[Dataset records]
[BEGIN]
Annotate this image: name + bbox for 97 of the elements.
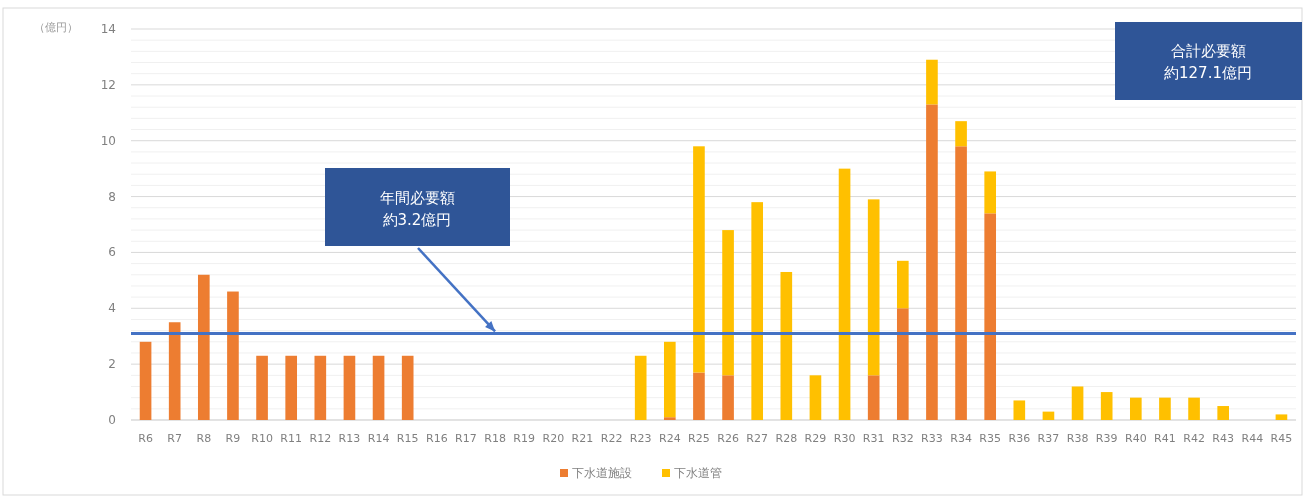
bar	[1071, 386, 1084, 420]
bar	[984, 171, 997, 214]
note-box: 年間必要額 約3.2億円	[325, 168, 510, 246]
bar	[722, 230, 734, 376]
x-tick-label: R7	[167, 432, 183, 445]
y-tick-label: 6	[108, 245, 116, 260]
bar	[1159, 397, 1171, 420]
bar	[168, 322, 181, 420]
y-tick-label: 10	[100, 133, 116, 148]
legend-label: 下水道管	[674, 466, 722, 480]
bar	[955, 121, 967, 147]
bar	[751, 202, 764, 420]
x-tick-label: R24	[658, 432, 681, 445]
x-tick-label: R13	[338, 432, 361, 445]
x-tick-label: R9	[225, 432, 241, 445]
annotation: 約3.2億円	[382, 211, 452, 229]
x-tick-label: R18	[484, 432, 506, 445]
bar	[663, 341, 676, 418]
bar	[780, 271, 793, 420]
bar	[285, 355, 298, 420]
x-tick-label: R41	[1154, 432, 1176, 445]
x-tick-label: R39	[1095, 432, 1118, 445]
x-tick-label: R14	[367, 432, 390, 445]
bar	[1129, 397, 1142, 420]
y-tick-label: 4	[108, 301, 116, 316]
annotation: 年間必要額	[379, 189, 455, 207]
x-tick-label: R32	[891, 432, 914, 445]
annotation: 合計必要額	[1170, 42, 1246, 60]
x-tick-label: R37	[1037, 432, 1060, 445]
bar	[372, 355, 385, 420]
legend-label: 下水道施設	[572, 466, 632, 480]
y-tick-label: 0	[108, 413, 116, 427]
x-tick-label: R35	[979, 432, 1002, 445]
x-tick-label: R34	[950, 432, 972, 445]
x-tick-label: R8	[196, 432, 212, 445]
bar	[1042, 411, 1055, 420]
bar	[809, 375, 822, 420]
bar	[634, 355, 647, 420]
bar	[926, 59, 938, 105]
bar	[1217, 406, 1230, 420]
y-axis-title: （億円）	[34, 21, 78, 34]
x-tick-label: R17	[455, 432, 477, 445]
bar	[867, 199, 880, 376]
x-tick-label: R27	[746, 432, 769, 445]
x-tick-label: R31	[862, 432, 885, 445]
x-tick-label: R22	[600, 432, 623, 445]
x-tick-label: R40	[1124, 432, 1147, 445]
bar	[693, 372, 705, 420]
y-tick-label: 2	[108, 357, 116, 372]
bar	[867, 375, 880, 420]
bar	[197, 274, 210, 420]
total-box: 合計必要額 約127.1億円	[1115, 22, 1302, 100]
x-tick-label: R11	[280, 432, 303, 445]
bar	[1188, 397, 1200, 420]
bar	[926, 104, 938, 420]
bar	[896, 260, 909, 309]
bar	[401, 355, 414, 420]
x-tick-label: R23	[629, 432, 652, 445]
x-tick-label: R36	[1008, 432, 1031, 445]
x-tick-label: R6	[138, 432, 153, 445]
bar	[663, 417, 676, 420]
bar	[838, 168, 851, 420]
x-tick-label: R20	[542, 432, 565, 445]
x-tick-label: R33	[921, 432, 943, 445]
bar	[1100, 392, 1113, 420]
bar	[1275, 414, 1288, 420]
bar	[256, 355, 268, 420]
x-tick-label: R43	[1212, 432, 1235, 445]
bar	[955, 146, 967, 420]
x-tick-label: R28	[775, 432, 798, 445]
bar	[984, 213, 997, 420]
bar	[139, 341, 152, 420]
bar	[896, 308, 909, 420]
x-tick-label: R30	[833, 432, 856, 445]
x-tick-label: R45	[1270, 432, 1293, 445]
x-tick-label: R15	[396, 432, 419, 445]
x-tick-label: R26	[717, 432, 739, 445]
x-tick-label: R42	[1183, 432, 1205, 445]
annotation: 約127.1億円	[1164, 64, 1252, 82]
x-tick-label: R44	[1241, 432, 1264, 445]
x-tick-label: R38	[1066, 432, 1089, 445]
bar	[343, 355, 356, 420]
bar	[1013, 400, 1026, 420]
bar	[314, 355, 327, 420]
x-tick-label: R21	[571, 432, 594, 445]
bar	[227, 291, 239, 420]
y-tick-label: 12	[100, 77, 116, 92]
bar	[693, 146, 705, 373]
y-tick-label: 14	[100, 22, 116, 36]
x-tick-label: R25	[688, 432, 710, 445]
x-tick-label: R29	[804, 432, 827, 445]
x-tick-label: R19	[513, 432, 536, 445]
x-tick-label: R16	[425, 432, 448, 445]
y-tick-label: 8	[108, 189, 116, 204]
bar	[722, 375, 734, 420]
x-tick-label: R10	[251, 432, 273, 445]
x-tick-label: R12	[309, 432, 332, 445]
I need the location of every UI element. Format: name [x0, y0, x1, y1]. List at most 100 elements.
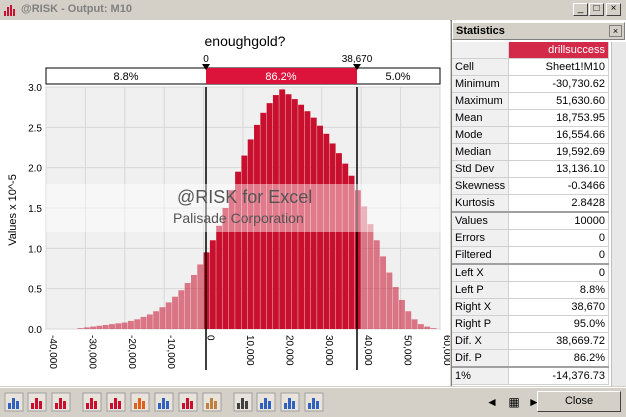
[END]
#### [TASK OBJECTIVE]
Could you output every line of the data above word for word, leaving out the pictures?

#### [ANSWER TO THIS EXERCISE]
Annotate this image: name + bbox for 97 of the elements.
bar	[1071, 386, 1084, 420]
bar	[984, 171, 997, 214]
note-box: 年間必要額 約3.2億円	[325, 168, 510, 246]
bar	[722, 230, 734, 376]
x-tick-label: R7	[167, 432, 183, 445]
y-tick-label: 6	[108, 245, 116, 260]
bar	[1159, 397, 1171, 420]
bar	[168, 322, 181, 420]
y-tick-label: 10	[100, 133, 116, 148]
legend-label: 下水道管	[674, 466, 722, 480]
bar	[955, 121, 967, 147]
bar	[751, 202, 764, 420]
x-tick-label: R24	[658, 432, 681, 445]
x-tick-label: R13	[338, 432, 361, 445]
x-tick-label: R9	[225, 432, 241, 445]
annotation: 約3.2億円	[382, 211, 452, 229]
x-tick-label: R18	[484, 432, 506, 445]
bar	[663, 341, 676, 418]
bar	[780, 271, 793, 420]
bar	[285, 355, 298, 420]
x-tick-label: R41	[1154, 432, 1176, 445]
x-tick-label: R39	[1095, 432, 1118, 445]
x-tick-label: R14	[367, 432, 390, 445]
bar	[1129, 397, 1142, 420]
y-tick-label: 4	[108, 301, 116, 316]
annotation: 年間必要額	[379, 189, 455, 207]
x-tick-label: R32	[891, 432, 914, 445]
annotation: 合計必要額	[1170, 42, 1246, 60]
x-tick-label: R37	[1037, 432, 1060, 445]
bar	[372, 355, 385, 420]
legend-label: 下水道施設	[572, 466, 632, 480]
y-tick-label: 0	[108, 413, 116, 427]
x-tick-label: R35	[979, 432, 1002, 445]
x-tick-label: R34	[950, 432, 972, 445]
x-tick-label: R8	[196, 432, 212, 445]
bar	[1042, 411, 1055, 420]
bar	[809, 375, 822, 420]
bar	[634, 355, 647, 420]
bar	[926, 59, 938, 105]
bar	[1217, 406, 1230, 420]
y-axis-title: （億円）	[34, 21, 78, 34]
x-tick-label: R17	[455, 432, 477, 445]
bar	[867, 199, 880, 376]
x-tick-label: R27	[746, 432, 769, 445]
x-tick-label: R31	[862, 432, 885, 445]
x-tick-label: R22	[600, 432, 623, 445]
x-tick-label: R40	[1124, 432, 1147, 445]
bar	[693, 372, 705, 420]
y-tick-label: 2	[108, 357, 116, 372]
bar	[867, 375, 880, 420]
bar	[197, 274, 210, 420]
total-box: 合計必要額 約127.1億円	[1115, 22, 1302, 100]
x-tick-label: R11	[280, 432, 303, 445]
bar	[1188, 397, 1200, 420]
bar	[926, 104, 938, 420]
bar	[896, 260, 909, 309]
bar	[401, 355, 414, 420]
x-tick-label: R23	[629, 432, 652, 445]
x-tick-label: R36	[1008, 432, 1031, 445]
x-tick-label: R6	[138, 432, 153, 445]
bar	[663, 417, 676, 420]
bar	[838, 168, 851, 420]
x-tick-label: R20	[542, 432, 565, 445]
x-tick-label: R33	[921, 432, 943, 445]
bar	[1100, 392, 1113, 420]
bar	[1275, 414, 1288, 420]
bar	[256, 355, 268, 420]
x-tick-label: R43	[1212, 432, 1235, 445]
bar	[955, 146, 967, 420]
x-tick-label: R28	[775, 432, 798, 445]
bar	[984, 213, 997, 420]
bar	[139, 341, 152, 420]
bar	[896, 308, 909, 420]
x-tick-label: R30	[833, 432, 856, 445]
x-tick-label: R45	[1270, 432, 1293, 445]
x-tick-label: R15	[396, 432, 419, 445]
x-tick-label: R26	[717, 432, 739, 445]
x-tick-label: R42	[1183, 432, 1205, 445]
annotation: 約127.1億円	[1164, 64, 1252, 82]
x-tick-label: R44	[1241, 432, 1264, 445]
x-tick-label: R38	[1066, 432, 1089, 445]
bar	[343, 355, 356, 420]
bar	[1013, 400, 1026, 420]
bar	[314, 355, 327, 420]
x-tick-label: R21	[571, 432, 594, 445]
bar	[227, 291, 239, 420]
y-tick-label: 12	[100, 77, 116, 92]
bar	[693, 146, 705, 373]
y-tick-label: 14	[100, 22, 116, 36]
x-tick-label: R25	[688, 432, 710, 445]
x-tick-label: R29	[804, 432, 827, 445]
x-tick-label: R19	[513, 432, 536, 445]
x-tick-label: R16	[425, 432, 448, 445]
y-tick-label: 8	[108, 189, 116, 204]
bar	[722, 375, 734, 420]
x-tick-label: R10	[251, 432, 273, 445]
x-tick-label: R12	[309, 432, 332, 445]
I need the location of every UI element. Format: name [x0, y0, x1, y1]. List at most 100 elements.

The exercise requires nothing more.